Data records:
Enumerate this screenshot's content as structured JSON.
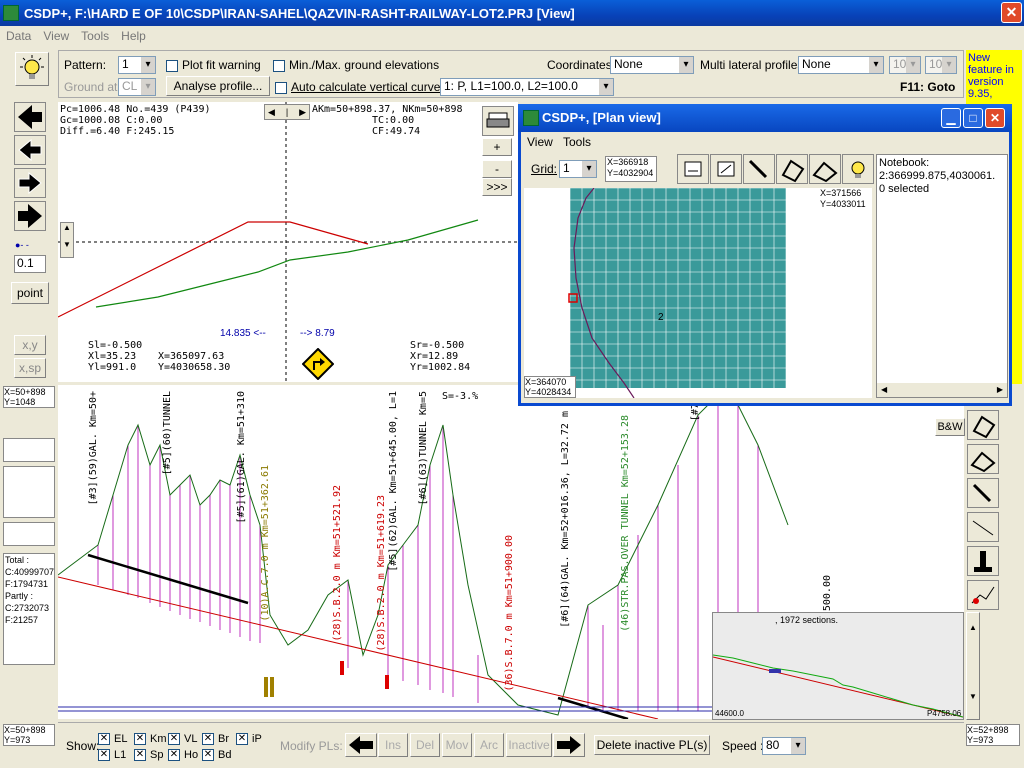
{
  "window": {
    "title": "CSDP+, F:\\HARD E OF 10\\CSDP\\IRAN-SAHEL\\QAZVIN-RASHT-RAILWAY-LOT2.PRJ [View]",
    "close": "✕"
  },
  "menu": [
    "Data",
    "View",
    "Tools",
    "Help"
  ],
  "toolbar": {
    "pattern_label": "Pattern:",
    "pattern_value": "1",
    "plot_fit": "Plot fit warning",
    "minmax": "Min./Max. ground elevations",
    "coords_label": "Coordinates:",
    "coords_value": "None",
    "multi_label": "Multi lateral profiles:",
    "multi_value": "None",
    "num1": "10",
    "num2": "10",
    "ground_label": "Ground at:",
    "ground_value": "CL",
    "analyse": "Analyse profile...",
    "auto_calc": "Auto calculate vertical curves",
    "curve_value": "1: P, L1=100.0, L2=100.0",
    "goto": "F11: Goto"
  },
  "news": "New feature in version 9.35,",
  "left_panel": {
    "zoom_value": "0.1",
    "point_btn": "point",
    "xy_btn": "x,y",
    "xsp_btn": "x,sp",
    "pos_top": "X=50+898",
    "pos_top2": "Y=1048",
    "totals": [
      "Total :",
      "C:40999707",
      "F:1794731",
      "Partly :",
      "C:2732073",
      "F:21257"
    ],
    "pos_bottom": "X=50+898",
    "pos_bottom2": "Y=973"
  },
  "profile_info": {
    "l1": "Pc=1006.48  No.=439 (P439)",
    "l2": "Gc=1000.08       C:0.00",
    "l3": "Diff.=6.40        F:245.15",
    "r1": "AKm=50+898.37, NKm=50+898",
    "r2": "TC:0.00",
    "r3": "CF:49.74",
    "sl": "Sl=-0.500",
    "xl": "Xl=35.23",
    "yl": "Yl=991.0",
    "mx": "X=365097.63",
    "my": "Y=4030658.30",
    "sr": "Sr=-0.500",
    "xr": "Xr=12.89",
    "yr": "Yr=1002.84",
    "dist_l": "14.835 <--",
    "dist_r": "--> 8.79"
  },
  "right_tools": {
    "plus": "+",
    "minus": "-",
    "more": ">>>",
    "bw": "B&W"
  },
  "plan": {
    "title": "CSDP+, [Plan view]",
    "menu": [
      "View",
      "Tools"
    ],
    "grid_label": "Grid:",
    "grid_value": "1",
    "coord_tl": "X=366918",
    "coord_tl2": "Y=4032904",
    "coord_tr": "X=371566",
    "coord_tr2": "Y=4033011",
    "coord_bl": "X=364070",
    "coord_bl2": "Y=4028434",
    "marker": "2",
    "notebook": "Notebook:",
    "nb_value": "2:366999.875,4030061.",
    "nb_sel": "0 selected"
  },
  "long": {
    "slope": "S=-3.%",
    "labels": [
      {
        "t": "[#3](59)GAL. Km=50+",
        "c": "#000"
      },
      {
        "t": "[#5](60)TUNNEL",
        "c": "#000"
      },
      {
        "t": "[#5](61)GAL. Km=51+310",
        "c": "#000"
      },
      {
        "t": "(10)A.C.7.0 m Km=51+362.61",
        "c": "#8a7a00"
      },
      {
        "t": "(28)S.B.2.0 m Km=51+521.92",
        "c": "#c00"
      },
      {
        "t": "(28)S.B.2.0 m Km=51+619.23",
        "c": "#c00"
      },
      {
        "t": "[#5](62)GAL. Km=51+645.00, L=1",
        "c": "#000"
      },
      {
        "t": "[#6](63)TUNNEL Km=5",
        "c": "#000"
      },
      {
        "t": "(36)S.B.7.0 m Km=51+900.00",
        "c": "#c00"
      },
      {
        "t": "[#6](64)GAL. Km=52+016.36, L=32.72 m",
        "c": "#000"
      },
      {
        "t": "(46)STR.PAS.OVER TUNNEL Km=52+153.28",
        "c": "#2a8a2a"
      },
      {
        "t": "[#7](",
        "c": "#000"
      },
      {
        "t": "500.00",
        "c": "#000"
      }
    ]
  },
  "minimap": {
    "sections": ", 1972 sections.",
    "left": "44600.0",
    "right": "P4758.06"
  },
  "pos_right": "X=52+898",
  "pos_right2": "Y=973",
  "bottom": {
    "show": "Show:",
    "checks": [
      "EL",
      "Km",
      "VL",
      "Br",
      "iP",
      "L1",
      "Sp",
      "Ho",
      "Bd"
    ],
    "modify": "Modify PLs:",
    "ins": "Ins",
    "del": "Del",
    "mov": "Mov",
    "arc": "Arc",
    "inactive": "Inactive",
    "delete_inactive": "Delete inactive PL(s)",
    "speed_label": "Speed :",
    "speed_value": "80"
  }
}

** WHAT IS NEEDED **
Review the material and copy each line in which the word "title" appears.

** EXERCISE OUTPUT **
    "title": "CSDP+, F:\\HARD E OF 10\\CSDP\\IRAN-SAHEL\\QAZVIN-RASHT-RAILWAY-LOT2.PRJ [View]",
    "title": "CSDP+, [Plan view]",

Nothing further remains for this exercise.